Data records:
==================================================

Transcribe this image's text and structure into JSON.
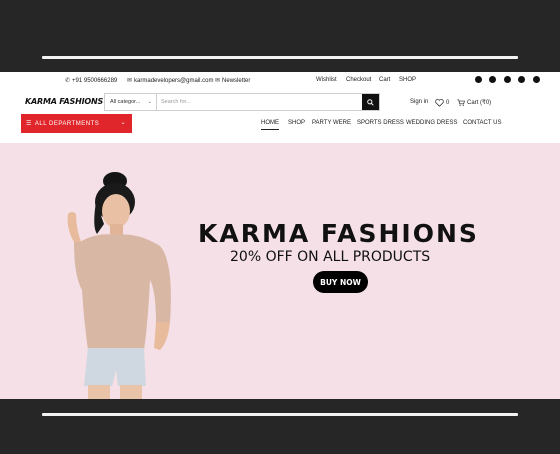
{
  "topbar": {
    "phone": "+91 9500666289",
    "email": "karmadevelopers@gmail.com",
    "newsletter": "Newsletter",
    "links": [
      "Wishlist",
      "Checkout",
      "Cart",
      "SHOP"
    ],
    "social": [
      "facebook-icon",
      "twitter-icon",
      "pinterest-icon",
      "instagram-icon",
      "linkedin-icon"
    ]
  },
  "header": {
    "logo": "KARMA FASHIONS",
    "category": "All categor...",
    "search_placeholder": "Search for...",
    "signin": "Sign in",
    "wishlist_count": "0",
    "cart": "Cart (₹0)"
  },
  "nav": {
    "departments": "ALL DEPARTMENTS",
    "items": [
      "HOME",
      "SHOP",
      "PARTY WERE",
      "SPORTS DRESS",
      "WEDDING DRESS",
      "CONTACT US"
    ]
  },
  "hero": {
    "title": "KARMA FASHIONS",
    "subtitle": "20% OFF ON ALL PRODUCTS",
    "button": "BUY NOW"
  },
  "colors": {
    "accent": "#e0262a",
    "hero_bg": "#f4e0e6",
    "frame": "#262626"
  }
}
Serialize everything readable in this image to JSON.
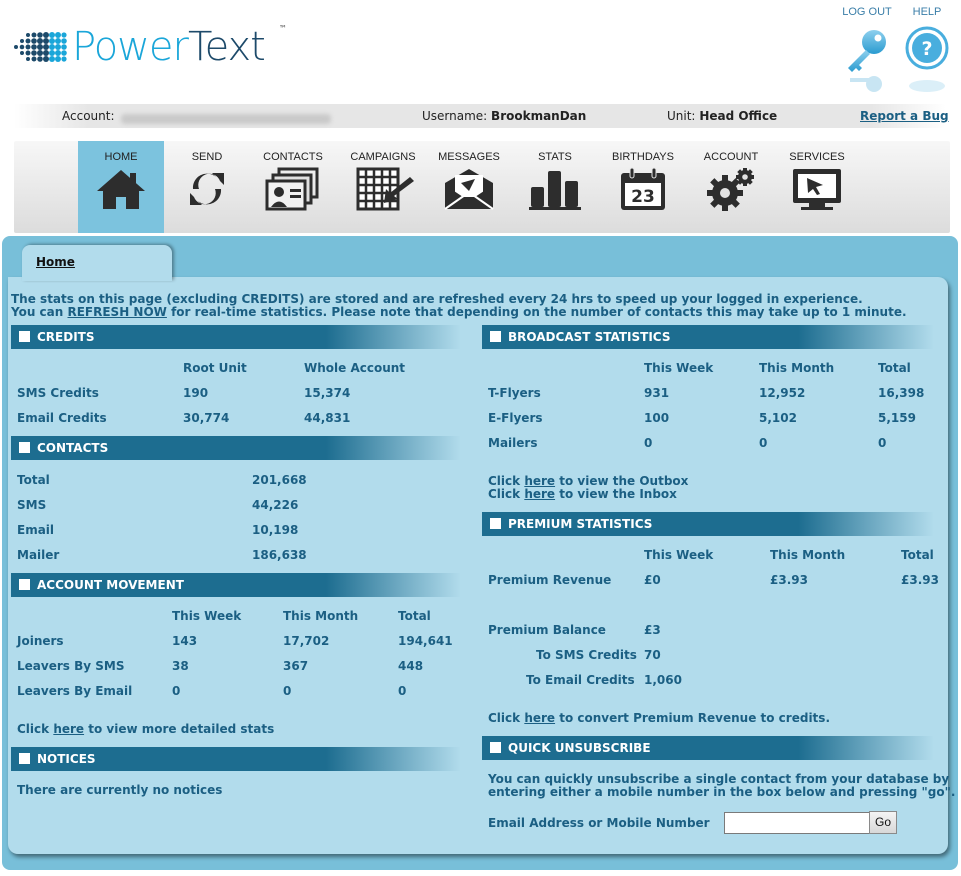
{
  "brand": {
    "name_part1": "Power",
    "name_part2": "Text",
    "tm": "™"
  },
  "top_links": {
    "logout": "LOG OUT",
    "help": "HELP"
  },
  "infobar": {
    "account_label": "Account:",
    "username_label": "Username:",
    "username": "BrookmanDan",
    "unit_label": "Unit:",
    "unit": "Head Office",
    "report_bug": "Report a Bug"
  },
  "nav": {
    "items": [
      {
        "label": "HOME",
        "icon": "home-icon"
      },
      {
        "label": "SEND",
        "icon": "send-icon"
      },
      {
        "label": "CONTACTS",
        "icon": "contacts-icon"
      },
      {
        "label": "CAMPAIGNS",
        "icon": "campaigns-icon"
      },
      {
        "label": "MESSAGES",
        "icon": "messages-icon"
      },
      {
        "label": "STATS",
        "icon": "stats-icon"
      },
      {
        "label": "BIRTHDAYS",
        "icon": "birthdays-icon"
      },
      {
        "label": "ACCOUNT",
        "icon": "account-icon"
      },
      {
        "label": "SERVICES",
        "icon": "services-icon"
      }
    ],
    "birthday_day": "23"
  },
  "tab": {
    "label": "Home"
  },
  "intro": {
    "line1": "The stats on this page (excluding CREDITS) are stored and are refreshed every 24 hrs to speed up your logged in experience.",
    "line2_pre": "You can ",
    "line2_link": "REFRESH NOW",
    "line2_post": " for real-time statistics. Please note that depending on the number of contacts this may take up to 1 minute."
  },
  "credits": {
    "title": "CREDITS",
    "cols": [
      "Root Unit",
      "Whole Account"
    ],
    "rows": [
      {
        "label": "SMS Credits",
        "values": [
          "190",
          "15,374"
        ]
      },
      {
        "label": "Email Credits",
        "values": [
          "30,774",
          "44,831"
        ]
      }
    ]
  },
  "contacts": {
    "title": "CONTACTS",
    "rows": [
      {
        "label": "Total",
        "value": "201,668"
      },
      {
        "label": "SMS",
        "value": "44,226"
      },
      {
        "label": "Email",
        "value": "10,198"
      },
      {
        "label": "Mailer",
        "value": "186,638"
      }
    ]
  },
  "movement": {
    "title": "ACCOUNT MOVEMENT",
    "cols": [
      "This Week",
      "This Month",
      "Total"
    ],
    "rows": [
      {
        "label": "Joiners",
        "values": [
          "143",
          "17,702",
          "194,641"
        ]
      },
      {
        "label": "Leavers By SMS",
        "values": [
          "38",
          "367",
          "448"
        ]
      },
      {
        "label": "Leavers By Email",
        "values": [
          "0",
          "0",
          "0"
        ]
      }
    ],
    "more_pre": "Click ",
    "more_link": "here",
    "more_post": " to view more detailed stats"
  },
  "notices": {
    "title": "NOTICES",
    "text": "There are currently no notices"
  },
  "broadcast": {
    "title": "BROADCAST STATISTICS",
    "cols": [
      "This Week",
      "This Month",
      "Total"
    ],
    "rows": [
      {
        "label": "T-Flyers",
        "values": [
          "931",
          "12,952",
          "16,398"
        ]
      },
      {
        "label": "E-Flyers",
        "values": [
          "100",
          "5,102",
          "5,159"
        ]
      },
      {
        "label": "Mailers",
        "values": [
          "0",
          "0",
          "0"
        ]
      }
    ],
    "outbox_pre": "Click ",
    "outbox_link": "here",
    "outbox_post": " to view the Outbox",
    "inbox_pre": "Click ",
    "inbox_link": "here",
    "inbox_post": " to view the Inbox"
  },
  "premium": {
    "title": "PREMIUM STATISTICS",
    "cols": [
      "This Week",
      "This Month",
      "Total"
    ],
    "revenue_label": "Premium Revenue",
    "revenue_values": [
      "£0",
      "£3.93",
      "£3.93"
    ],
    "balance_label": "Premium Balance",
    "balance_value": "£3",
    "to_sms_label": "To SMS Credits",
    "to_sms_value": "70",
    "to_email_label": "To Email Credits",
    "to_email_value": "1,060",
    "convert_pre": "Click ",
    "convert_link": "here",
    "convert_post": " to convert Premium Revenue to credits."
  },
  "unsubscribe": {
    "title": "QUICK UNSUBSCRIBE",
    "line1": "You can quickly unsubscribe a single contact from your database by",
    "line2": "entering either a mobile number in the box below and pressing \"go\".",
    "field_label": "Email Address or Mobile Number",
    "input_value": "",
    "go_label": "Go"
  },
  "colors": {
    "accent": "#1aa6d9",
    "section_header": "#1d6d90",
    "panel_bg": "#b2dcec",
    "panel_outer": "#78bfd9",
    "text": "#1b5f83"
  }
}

==================================================

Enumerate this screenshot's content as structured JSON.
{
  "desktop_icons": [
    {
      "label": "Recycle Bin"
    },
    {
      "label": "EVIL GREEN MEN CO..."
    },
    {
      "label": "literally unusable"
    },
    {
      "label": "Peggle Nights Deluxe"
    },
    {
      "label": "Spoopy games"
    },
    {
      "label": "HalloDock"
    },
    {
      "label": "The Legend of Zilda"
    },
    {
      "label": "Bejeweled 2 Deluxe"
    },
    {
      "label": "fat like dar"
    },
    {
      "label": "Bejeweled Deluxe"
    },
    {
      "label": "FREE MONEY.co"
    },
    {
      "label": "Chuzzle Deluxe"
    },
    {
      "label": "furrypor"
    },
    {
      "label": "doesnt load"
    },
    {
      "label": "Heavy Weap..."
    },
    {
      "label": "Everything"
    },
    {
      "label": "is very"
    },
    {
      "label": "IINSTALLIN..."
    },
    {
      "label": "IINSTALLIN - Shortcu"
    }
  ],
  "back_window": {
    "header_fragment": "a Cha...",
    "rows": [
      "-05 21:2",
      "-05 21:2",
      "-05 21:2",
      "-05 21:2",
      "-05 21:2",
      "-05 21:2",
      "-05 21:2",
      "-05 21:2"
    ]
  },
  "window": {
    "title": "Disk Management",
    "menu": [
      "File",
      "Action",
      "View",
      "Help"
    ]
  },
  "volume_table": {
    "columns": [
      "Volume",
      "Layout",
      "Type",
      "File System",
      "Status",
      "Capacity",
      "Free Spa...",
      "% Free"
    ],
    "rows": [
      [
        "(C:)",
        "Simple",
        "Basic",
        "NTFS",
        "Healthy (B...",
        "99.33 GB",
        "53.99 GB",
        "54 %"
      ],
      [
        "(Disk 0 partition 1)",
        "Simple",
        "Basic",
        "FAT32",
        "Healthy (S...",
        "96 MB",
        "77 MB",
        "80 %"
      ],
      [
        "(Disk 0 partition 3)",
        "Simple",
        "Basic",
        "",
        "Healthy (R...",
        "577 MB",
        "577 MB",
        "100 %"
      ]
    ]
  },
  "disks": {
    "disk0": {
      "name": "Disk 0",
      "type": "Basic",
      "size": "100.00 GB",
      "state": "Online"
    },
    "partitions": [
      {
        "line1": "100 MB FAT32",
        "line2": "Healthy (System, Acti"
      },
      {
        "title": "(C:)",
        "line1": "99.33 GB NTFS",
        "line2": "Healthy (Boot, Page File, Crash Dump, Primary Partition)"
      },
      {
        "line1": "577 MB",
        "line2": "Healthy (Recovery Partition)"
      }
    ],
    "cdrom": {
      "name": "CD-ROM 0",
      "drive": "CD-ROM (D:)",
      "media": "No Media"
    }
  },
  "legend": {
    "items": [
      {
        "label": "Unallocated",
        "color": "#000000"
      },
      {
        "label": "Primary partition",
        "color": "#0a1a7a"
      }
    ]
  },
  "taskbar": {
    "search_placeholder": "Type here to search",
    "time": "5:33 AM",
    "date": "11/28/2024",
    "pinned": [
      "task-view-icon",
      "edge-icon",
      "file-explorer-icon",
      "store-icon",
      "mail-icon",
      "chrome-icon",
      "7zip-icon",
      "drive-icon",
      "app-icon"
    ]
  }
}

==================================================

To be done: Scan the lines above for "Healthy", then copy every one that has it.

Response to this task:
        "Healthy (B...",
        "Healthy (S...",
        "Healthy (R...",
        "line2": "Healthy (System, Acti"
        "line2": "Healthy (Boot, Page File, Crash Dump, Primary Partition)"
        "line2": "Healthy (Recovery Partition)"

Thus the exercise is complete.